| Directions |
Identify each line holding the string "screenshot" and copy it.

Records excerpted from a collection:
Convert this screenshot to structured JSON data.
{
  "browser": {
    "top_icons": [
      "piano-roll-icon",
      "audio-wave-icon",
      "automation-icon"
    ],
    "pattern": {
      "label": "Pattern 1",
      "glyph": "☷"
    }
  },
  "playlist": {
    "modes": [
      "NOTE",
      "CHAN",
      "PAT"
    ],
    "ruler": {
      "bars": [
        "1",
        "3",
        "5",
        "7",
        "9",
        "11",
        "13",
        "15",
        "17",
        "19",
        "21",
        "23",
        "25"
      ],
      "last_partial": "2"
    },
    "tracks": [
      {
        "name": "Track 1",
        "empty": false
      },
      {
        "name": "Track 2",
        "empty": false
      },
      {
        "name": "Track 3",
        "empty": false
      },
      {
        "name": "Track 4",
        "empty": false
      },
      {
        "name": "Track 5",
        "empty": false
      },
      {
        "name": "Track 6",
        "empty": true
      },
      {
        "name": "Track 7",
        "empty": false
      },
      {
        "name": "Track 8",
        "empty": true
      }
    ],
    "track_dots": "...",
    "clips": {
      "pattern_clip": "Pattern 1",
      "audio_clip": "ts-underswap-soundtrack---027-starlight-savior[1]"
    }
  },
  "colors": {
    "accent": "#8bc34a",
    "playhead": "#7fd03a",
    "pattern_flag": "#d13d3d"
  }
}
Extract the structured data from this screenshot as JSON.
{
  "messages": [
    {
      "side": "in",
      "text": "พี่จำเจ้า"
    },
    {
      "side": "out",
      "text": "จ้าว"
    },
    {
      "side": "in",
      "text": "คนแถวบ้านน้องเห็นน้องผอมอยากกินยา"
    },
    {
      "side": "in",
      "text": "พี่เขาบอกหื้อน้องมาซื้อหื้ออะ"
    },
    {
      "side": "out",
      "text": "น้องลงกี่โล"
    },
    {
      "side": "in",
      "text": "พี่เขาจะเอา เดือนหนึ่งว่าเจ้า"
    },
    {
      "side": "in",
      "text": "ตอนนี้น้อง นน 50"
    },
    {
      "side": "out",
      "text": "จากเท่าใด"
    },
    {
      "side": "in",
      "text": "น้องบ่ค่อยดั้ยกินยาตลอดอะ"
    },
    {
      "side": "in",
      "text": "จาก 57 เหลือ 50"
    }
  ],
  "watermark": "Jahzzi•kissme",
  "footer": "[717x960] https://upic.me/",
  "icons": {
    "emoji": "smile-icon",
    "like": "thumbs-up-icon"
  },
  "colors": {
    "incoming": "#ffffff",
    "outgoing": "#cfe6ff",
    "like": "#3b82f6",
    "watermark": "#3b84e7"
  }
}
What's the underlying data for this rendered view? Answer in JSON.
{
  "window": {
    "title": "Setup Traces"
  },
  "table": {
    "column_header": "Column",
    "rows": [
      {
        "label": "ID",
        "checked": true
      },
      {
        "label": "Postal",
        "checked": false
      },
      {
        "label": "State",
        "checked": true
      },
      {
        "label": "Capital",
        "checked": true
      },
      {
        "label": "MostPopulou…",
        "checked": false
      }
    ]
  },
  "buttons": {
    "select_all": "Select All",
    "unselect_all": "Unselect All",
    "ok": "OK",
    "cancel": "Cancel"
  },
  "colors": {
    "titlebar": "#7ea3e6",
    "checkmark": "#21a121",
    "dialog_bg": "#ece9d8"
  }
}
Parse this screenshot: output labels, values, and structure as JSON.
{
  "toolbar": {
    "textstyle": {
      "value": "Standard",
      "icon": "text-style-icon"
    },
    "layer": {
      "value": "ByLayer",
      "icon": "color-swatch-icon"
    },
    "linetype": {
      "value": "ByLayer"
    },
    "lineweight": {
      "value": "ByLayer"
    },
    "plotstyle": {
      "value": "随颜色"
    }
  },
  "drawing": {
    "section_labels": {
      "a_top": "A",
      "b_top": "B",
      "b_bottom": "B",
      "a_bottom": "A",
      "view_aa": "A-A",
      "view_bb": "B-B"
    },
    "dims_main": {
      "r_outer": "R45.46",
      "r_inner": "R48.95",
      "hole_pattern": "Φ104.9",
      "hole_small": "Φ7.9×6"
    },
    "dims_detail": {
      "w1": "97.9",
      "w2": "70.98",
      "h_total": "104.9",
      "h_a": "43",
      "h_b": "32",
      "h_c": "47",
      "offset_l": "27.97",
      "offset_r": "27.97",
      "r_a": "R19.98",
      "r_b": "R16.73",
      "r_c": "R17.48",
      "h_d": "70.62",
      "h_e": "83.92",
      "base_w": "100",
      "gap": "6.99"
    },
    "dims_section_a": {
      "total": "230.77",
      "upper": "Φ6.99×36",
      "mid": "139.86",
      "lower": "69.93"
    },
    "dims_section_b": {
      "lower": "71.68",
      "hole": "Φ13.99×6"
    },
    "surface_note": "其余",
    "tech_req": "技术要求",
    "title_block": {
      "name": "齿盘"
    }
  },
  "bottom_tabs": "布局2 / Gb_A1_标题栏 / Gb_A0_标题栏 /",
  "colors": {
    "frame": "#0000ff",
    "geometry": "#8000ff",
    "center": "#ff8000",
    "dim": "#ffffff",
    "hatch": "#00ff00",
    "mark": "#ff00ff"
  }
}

| Exercise result |
Convert this screenshot to structured JSON data.
Extract the structured data from this screenshot as JSON.
Parse this screenshot: output labels, values, and structure as JSON.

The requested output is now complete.